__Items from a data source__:
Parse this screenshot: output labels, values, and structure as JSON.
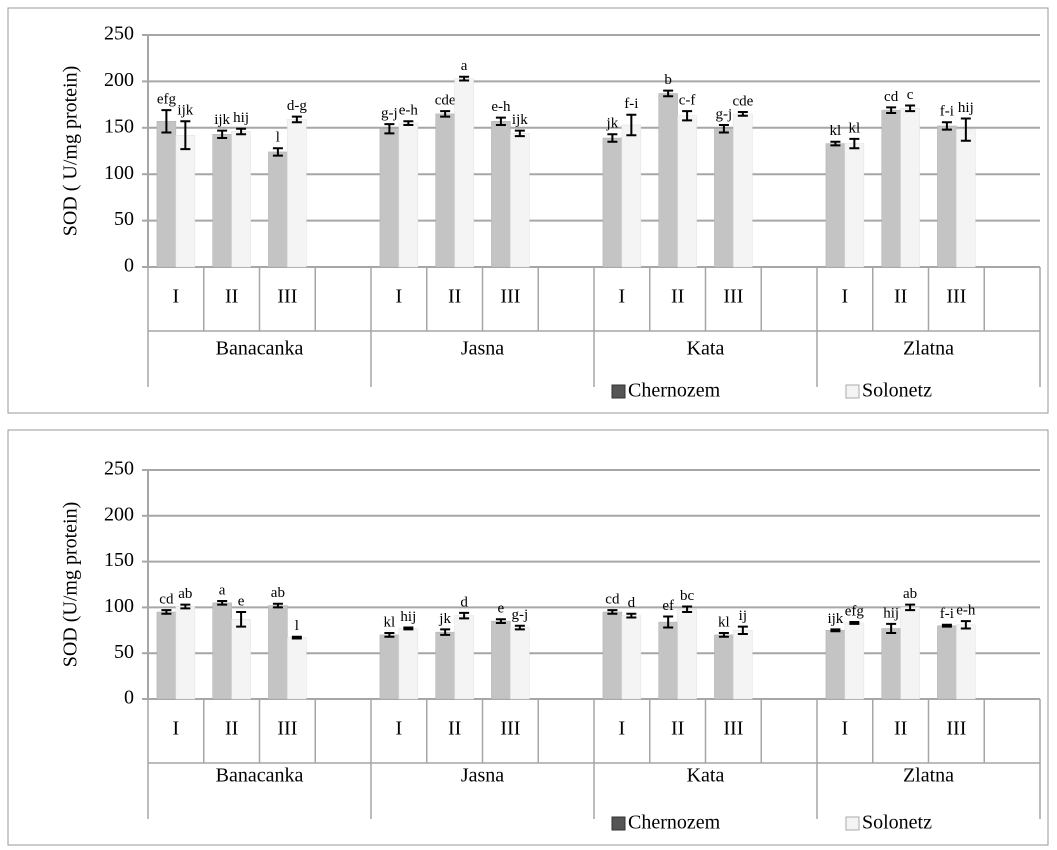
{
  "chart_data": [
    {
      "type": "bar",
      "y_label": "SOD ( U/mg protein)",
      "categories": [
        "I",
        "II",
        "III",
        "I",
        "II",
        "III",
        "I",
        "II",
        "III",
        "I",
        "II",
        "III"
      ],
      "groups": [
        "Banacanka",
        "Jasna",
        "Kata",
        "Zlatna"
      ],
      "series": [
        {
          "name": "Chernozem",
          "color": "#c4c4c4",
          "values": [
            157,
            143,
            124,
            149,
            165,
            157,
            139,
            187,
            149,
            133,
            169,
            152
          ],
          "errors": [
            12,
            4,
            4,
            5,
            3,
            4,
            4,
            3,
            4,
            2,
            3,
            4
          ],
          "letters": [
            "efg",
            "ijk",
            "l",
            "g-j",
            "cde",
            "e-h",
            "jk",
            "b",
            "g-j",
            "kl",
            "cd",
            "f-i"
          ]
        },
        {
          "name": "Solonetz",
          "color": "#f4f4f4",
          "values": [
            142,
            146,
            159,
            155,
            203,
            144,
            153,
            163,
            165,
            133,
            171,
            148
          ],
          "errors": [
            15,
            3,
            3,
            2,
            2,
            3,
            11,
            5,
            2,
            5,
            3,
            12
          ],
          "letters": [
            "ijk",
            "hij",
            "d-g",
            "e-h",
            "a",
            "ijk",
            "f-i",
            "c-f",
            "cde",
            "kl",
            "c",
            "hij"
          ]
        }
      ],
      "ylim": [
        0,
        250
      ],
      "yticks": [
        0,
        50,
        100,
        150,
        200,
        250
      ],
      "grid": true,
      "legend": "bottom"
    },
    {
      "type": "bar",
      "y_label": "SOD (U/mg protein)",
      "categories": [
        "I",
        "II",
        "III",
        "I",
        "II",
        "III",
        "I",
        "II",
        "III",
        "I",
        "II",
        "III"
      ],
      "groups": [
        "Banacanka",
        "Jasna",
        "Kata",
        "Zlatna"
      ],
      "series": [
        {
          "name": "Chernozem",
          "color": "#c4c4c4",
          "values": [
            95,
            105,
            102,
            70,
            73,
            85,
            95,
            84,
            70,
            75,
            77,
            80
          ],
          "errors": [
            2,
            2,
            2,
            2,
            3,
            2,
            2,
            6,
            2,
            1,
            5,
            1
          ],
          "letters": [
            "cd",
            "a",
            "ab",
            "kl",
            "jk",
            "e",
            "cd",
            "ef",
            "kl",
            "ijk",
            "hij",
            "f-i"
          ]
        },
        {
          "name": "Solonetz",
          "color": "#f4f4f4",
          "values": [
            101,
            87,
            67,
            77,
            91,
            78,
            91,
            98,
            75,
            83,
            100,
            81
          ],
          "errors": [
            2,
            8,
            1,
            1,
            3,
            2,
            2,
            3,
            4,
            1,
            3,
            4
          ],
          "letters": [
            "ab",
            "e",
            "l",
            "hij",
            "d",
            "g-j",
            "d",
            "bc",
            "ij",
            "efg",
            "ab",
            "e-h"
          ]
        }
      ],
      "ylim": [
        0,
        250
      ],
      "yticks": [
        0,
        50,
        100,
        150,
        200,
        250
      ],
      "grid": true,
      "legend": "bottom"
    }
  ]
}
* * *
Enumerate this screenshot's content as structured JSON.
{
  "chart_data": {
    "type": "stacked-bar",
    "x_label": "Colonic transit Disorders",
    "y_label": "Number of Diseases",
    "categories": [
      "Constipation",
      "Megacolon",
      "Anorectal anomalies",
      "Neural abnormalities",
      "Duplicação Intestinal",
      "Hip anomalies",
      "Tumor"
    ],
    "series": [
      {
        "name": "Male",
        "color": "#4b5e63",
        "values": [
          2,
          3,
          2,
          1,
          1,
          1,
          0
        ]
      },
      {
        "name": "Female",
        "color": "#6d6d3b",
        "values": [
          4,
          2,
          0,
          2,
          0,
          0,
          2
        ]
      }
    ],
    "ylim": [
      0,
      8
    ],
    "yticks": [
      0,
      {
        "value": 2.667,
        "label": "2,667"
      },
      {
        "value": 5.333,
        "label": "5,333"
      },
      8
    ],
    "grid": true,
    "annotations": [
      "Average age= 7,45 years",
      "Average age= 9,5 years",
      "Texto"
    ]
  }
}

__THE TASK__: Count each line of the entries that holds the word "JSON", then state the total and nothing more.

__THE ANSWER__: 2